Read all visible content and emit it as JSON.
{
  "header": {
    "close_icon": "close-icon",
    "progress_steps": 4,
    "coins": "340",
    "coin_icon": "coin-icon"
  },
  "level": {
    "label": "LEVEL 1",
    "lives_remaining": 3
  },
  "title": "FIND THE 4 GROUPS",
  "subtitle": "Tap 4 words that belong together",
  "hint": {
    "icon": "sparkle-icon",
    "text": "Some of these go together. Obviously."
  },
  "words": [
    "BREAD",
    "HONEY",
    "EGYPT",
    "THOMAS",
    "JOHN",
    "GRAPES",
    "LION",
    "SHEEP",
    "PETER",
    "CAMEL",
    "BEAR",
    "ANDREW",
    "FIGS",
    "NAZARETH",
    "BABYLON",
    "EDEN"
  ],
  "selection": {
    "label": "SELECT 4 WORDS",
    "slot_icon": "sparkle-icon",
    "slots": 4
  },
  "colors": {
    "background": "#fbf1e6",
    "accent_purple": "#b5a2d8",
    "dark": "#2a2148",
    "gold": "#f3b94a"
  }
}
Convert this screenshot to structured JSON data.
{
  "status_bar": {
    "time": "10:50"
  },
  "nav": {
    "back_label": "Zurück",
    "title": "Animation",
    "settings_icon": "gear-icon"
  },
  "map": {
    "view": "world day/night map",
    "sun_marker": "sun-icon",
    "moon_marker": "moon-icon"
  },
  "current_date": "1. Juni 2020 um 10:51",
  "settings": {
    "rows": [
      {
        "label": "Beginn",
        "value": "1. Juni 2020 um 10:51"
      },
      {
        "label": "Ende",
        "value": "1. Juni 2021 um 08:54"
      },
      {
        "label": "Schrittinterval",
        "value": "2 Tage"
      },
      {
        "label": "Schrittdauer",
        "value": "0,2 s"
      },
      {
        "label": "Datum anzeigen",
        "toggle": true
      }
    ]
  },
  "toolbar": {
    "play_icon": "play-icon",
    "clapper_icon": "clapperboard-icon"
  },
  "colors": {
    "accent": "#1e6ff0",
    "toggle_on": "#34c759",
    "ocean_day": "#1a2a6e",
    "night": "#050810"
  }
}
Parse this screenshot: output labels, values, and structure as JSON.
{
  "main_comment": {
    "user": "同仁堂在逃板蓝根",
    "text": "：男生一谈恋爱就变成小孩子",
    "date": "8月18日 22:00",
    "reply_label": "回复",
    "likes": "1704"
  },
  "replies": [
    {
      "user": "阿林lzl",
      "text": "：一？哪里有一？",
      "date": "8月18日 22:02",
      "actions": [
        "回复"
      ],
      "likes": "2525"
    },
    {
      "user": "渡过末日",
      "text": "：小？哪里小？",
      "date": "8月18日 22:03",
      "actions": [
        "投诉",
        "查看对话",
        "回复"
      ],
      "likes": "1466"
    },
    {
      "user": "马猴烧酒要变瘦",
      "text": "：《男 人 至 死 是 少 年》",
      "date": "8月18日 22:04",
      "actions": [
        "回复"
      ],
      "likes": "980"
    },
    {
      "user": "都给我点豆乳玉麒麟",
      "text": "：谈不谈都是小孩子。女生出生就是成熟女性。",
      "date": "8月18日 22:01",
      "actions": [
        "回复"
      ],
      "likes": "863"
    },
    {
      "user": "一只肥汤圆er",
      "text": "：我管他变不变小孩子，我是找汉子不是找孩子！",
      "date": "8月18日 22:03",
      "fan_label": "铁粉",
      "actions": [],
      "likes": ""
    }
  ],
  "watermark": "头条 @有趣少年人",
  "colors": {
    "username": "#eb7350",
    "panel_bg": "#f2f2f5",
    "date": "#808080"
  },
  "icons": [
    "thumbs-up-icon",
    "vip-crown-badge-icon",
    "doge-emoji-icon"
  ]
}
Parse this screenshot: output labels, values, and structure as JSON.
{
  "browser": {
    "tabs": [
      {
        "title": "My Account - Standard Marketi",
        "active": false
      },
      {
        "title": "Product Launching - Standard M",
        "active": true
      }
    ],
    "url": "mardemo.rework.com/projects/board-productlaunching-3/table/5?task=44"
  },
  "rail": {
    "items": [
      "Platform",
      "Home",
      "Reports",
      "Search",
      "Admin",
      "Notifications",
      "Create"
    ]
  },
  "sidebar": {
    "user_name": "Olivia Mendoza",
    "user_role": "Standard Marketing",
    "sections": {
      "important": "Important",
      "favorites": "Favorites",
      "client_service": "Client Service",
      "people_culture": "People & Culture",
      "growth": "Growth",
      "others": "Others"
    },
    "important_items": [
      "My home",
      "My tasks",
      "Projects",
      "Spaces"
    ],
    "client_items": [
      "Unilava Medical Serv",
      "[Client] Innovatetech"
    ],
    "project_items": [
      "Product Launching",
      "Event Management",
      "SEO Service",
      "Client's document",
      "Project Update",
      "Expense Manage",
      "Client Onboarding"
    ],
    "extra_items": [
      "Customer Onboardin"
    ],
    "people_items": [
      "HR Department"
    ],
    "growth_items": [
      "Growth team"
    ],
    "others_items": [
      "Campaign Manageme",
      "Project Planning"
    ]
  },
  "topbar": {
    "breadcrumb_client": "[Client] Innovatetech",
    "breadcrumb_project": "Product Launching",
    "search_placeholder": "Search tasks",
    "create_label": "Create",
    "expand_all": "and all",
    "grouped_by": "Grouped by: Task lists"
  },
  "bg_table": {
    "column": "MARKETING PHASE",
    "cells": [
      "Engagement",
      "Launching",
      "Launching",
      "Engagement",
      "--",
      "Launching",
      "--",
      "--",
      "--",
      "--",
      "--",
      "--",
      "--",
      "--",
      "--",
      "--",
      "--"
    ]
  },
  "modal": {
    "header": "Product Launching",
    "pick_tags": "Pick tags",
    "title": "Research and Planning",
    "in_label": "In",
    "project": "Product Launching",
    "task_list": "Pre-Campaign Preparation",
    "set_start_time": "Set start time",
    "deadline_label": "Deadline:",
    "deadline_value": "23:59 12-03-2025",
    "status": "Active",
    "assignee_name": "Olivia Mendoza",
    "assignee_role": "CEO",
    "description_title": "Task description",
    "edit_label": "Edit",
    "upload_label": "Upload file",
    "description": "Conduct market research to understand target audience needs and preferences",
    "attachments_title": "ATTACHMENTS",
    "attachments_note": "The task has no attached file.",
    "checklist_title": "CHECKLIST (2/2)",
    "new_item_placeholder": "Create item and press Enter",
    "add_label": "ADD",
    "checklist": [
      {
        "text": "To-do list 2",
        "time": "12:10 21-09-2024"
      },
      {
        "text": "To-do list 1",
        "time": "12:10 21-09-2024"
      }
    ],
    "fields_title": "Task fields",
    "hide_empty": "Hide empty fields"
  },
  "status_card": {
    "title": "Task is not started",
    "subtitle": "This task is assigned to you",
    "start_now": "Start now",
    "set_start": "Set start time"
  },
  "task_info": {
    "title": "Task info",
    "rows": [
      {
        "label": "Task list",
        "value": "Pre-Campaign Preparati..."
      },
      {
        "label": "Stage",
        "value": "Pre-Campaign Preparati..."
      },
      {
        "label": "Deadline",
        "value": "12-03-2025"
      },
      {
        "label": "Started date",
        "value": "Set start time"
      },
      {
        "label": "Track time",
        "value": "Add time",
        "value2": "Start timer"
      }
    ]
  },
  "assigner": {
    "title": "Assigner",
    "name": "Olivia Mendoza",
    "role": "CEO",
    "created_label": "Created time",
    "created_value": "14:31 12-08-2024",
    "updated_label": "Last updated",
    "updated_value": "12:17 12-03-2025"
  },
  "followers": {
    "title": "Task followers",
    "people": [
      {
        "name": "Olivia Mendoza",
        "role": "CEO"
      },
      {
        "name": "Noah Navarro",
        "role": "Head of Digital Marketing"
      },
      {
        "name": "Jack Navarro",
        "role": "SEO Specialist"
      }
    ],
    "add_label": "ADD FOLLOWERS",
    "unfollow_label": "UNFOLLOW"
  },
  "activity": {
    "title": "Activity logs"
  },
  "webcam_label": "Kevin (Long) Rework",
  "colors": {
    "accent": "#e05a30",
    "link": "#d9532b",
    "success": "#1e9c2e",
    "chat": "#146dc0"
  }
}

**OBJECTIVE**
Of the lines in the listing above, how many hold the string "text"? Reply with the number only.

**FULL RESPONSE**
9